Goal of the exercise:
Among the lines below, count those with "confirmed". Give the total alone.

Material for this exercise:
┄┄┄┄┄┄

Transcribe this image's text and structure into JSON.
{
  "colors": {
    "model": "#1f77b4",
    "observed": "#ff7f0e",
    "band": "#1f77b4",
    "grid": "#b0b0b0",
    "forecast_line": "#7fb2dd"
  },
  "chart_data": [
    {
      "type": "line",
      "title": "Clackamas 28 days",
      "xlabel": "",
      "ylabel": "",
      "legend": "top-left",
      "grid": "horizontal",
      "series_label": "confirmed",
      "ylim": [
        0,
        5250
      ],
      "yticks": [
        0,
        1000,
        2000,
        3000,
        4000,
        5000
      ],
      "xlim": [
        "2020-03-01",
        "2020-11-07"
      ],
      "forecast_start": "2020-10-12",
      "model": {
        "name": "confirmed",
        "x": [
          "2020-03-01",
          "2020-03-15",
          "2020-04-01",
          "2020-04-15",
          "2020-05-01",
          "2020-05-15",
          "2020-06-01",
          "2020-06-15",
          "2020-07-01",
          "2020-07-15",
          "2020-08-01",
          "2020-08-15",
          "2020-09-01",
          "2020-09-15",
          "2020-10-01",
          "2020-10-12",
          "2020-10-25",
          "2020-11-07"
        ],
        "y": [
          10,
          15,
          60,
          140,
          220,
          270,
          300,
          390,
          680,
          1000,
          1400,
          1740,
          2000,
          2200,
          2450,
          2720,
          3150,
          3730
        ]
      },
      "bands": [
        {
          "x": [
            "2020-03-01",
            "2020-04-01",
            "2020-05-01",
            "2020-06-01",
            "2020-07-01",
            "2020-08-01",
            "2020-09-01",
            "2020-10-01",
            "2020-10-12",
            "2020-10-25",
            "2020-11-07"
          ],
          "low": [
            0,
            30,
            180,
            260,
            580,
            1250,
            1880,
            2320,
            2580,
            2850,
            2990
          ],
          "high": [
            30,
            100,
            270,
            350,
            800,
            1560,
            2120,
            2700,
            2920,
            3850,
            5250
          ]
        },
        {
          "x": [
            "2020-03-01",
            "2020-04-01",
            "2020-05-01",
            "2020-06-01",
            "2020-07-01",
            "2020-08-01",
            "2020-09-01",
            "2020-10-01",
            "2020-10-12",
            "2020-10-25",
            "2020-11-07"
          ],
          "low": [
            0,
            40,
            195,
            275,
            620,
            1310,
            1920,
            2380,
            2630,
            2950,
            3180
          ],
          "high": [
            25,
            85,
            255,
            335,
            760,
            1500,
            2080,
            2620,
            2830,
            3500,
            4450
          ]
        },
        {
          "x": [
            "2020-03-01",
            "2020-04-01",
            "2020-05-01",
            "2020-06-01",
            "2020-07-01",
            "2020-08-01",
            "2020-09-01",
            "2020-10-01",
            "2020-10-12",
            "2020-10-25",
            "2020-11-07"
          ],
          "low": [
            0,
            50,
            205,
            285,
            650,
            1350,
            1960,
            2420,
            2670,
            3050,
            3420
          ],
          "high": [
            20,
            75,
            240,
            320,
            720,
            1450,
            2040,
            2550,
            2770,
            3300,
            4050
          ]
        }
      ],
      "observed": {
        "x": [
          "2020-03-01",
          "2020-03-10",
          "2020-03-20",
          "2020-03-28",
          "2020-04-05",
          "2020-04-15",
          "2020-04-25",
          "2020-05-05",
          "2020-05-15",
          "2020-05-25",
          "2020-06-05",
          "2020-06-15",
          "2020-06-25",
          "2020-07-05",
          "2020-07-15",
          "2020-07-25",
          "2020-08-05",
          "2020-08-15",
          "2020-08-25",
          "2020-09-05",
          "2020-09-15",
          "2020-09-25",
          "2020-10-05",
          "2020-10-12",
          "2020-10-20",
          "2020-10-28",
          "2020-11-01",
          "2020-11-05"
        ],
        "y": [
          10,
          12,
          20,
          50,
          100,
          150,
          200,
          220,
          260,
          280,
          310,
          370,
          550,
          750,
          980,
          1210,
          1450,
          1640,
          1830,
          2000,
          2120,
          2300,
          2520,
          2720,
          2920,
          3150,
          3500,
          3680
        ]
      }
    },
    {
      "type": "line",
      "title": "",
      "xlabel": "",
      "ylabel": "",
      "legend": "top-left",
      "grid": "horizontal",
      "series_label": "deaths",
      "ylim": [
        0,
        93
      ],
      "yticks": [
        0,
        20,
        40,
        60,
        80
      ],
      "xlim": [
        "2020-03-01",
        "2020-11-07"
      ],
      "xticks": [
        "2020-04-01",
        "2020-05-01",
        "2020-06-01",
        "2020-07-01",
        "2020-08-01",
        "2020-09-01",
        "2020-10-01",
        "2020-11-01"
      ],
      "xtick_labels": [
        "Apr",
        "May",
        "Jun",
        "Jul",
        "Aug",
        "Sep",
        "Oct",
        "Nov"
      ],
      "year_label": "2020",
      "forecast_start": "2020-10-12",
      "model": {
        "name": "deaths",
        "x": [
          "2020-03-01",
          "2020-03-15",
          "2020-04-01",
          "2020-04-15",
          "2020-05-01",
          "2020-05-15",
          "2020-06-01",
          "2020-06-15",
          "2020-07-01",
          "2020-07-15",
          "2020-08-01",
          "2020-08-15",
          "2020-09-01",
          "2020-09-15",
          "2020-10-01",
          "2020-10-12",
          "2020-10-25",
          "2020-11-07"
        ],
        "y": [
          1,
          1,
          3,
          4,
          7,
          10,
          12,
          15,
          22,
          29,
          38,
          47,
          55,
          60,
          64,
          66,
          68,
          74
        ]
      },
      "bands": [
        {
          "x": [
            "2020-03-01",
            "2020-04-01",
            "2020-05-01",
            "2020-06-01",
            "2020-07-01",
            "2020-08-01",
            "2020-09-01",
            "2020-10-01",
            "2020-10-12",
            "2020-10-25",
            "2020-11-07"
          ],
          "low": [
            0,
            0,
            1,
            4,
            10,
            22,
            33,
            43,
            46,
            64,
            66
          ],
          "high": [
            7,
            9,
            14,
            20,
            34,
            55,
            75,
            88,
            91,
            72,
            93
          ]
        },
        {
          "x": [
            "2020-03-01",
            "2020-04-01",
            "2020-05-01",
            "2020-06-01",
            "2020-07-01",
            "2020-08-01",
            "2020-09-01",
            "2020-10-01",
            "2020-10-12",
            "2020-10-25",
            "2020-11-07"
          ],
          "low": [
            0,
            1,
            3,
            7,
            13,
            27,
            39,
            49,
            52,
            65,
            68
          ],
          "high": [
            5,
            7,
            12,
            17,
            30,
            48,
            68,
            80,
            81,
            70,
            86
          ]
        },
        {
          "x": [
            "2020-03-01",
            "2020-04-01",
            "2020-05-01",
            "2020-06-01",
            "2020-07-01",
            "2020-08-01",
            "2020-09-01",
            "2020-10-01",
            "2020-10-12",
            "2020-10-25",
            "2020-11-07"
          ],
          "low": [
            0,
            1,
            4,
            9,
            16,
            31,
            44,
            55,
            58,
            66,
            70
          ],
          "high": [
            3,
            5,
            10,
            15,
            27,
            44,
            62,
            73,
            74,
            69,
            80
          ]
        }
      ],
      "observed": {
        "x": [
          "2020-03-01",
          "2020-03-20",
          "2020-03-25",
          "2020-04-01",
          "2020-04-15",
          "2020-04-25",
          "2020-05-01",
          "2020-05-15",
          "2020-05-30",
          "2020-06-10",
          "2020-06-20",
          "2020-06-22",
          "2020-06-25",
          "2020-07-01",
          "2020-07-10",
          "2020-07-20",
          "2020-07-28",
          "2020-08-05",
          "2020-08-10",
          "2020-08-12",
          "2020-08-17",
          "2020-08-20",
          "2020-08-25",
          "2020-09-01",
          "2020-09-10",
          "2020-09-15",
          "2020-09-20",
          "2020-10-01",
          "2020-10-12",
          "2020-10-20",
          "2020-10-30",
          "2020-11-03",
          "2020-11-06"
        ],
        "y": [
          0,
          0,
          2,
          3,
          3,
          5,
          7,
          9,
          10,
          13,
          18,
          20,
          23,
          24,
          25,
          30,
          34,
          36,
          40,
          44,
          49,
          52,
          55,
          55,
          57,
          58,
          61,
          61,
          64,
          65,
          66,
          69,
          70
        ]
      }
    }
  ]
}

┄┄┄┄┄┄

Exercise solution:
2